Some records
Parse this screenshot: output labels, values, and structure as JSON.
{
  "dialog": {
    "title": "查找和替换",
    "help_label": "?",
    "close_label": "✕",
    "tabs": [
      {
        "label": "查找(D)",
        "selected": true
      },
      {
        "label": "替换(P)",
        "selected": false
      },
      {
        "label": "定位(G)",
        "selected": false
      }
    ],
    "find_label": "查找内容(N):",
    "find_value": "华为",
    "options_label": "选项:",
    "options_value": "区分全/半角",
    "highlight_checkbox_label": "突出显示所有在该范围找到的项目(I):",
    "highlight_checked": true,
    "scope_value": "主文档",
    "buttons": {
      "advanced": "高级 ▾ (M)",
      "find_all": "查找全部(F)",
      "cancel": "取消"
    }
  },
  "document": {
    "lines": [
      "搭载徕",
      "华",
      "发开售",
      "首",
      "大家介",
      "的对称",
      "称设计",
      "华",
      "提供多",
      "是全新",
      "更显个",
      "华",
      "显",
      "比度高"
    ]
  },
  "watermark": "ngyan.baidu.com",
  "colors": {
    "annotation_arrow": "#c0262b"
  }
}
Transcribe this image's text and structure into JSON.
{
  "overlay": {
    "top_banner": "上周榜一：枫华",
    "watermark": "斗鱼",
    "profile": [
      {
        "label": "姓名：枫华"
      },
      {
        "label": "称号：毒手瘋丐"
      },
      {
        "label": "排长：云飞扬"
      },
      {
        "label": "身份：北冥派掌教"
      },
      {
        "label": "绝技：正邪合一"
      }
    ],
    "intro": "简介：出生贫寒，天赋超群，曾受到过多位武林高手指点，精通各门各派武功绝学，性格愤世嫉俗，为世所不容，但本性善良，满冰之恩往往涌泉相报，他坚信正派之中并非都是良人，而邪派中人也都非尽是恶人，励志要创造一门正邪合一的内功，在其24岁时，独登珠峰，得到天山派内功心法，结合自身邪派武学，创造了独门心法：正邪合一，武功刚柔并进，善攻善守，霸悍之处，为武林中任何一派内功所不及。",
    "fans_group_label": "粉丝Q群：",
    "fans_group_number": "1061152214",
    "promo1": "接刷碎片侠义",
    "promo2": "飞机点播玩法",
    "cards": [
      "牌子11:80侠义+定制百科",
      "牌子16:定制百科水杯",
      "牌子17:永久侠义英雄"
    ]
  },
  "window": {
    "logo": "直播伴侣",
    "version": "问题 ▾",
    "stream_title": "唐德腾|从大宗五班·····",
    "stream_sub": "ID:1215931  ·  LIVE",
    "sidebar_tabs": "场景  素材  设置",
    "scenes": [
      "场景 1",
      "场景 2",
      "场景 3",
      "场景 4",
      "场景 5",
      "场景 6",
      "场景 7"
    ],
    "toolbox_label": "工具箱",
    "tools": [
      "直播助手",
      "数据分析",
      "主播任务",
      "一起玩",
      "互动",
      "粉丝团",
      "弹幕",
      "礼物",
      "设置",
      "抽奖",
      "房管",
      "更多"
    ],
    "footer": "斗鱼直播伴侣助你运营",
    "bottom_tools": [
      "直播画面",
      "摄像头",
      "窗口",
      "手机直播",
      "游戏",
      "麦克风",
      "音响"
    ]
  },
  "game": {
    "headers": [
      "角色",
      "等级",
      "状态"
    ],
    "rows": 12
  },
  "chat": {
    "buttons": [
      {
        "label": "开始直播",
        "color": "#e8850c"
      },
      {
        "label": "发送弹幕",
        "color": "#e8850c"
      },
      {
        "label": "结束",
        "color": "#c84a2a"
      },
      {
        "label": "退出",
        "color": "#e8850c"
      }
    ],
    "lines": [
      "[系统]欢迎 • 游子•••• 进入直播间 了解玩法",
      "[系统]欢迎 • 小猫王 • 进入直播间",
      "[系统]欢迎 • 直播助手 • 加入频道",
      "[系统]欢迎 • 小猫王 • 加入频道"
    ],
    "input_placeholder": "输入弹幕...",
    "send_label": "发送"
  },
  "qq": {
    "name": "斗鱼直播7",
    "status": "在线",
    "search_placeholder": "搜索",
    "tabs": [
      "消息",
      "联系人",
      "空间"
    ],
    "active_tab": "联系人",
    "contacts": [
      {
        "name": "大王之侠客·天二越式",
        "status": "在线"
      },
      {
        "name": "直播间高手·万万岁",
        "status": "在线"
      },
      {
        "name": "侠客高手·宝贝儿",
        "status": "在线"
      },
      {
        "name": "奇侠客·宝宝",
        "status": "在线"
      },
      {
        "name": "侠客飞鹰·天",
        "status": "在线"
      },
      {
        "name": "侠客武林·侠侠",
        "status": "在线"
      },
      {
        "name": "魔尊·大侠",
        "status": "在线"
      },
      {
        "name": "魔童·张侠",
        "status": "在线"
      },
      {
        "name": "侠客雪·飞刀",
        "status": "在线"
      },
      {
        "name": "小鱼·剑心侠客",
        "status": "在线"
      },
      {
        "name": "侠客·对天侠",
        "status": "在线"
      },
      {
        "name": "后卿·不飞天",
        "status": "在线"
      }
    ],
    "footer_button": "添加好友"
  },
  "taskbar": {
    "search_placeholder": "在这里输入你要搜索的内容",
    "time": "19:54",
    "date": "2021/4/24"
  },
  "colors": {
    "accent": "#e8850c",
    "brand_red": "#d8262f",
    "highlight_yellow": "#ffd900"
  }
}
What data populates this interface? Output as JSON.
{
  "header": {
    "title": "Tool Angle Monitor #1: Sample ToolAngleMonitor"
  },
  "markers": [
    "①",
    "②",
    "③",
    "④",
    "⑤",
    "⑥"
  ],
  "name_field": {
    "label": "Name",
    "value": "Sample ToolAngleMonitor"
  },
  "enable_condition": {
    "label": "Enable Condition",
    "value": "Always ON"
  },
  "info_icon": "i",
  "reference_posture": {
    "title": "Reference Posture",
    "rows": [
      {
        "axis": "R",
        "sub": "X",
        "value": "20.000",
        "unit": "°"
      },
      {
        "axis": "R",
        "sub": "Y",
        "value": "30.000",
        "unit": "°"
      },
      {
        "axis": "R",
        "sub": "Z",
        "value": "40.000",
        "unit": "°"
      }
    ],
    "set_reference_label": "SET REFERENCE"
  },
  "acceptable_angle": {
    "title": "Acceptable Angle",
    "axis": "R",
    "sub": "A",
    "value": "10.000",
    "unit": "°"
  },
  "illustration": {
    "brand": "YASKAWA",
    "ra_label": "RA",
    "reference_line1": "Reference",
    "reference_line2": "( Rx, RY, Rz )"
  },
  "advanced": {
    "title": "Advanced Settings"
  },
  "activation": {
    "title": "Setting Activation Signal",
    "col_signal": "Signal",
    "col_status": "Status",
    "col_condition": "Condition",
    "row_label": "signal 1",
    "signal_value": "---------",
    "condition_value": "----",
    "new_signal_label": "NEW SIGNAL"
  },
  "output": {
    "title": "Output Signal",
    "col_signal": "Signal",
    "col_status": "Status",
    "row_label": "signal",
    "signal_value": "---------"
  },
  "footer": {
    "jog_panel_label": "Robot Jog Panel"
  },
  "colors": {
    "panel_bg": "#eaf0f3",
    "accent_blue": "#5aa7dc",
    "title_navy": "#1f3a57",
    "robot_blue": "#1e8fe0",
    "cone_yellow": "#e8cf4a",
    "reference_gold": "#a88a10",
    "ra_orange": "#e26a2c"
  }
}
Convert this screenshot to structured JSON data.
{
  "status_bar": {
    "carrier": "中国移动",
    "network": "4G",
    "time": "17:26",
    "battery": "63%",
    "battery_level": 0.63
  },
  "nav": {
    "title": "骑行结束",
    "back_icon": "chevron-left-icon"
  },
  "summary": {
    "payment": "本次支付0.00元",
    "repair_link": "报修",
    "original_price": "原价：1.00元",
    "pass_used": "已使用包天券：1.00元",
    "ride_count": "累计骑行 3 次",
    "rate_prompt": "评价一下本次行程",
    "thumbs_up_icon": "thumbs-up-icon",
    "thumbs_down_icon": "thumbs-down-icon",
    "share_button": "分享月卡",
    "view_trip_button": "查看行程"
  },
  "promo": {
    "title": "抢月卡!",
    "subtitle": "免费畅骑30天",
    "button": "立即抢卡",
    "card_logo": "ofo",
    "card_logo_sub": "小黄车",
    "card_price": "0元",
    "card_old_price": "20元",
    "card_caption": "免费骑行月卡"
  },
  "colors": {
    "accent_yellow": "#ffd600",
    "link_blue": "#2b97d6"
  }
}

Your instructions =
Show all lines in the entries above where the word "data" appears.

Task output =
What data populates this interface? Output as JSON.
Convert this screenshot to structured JSON data.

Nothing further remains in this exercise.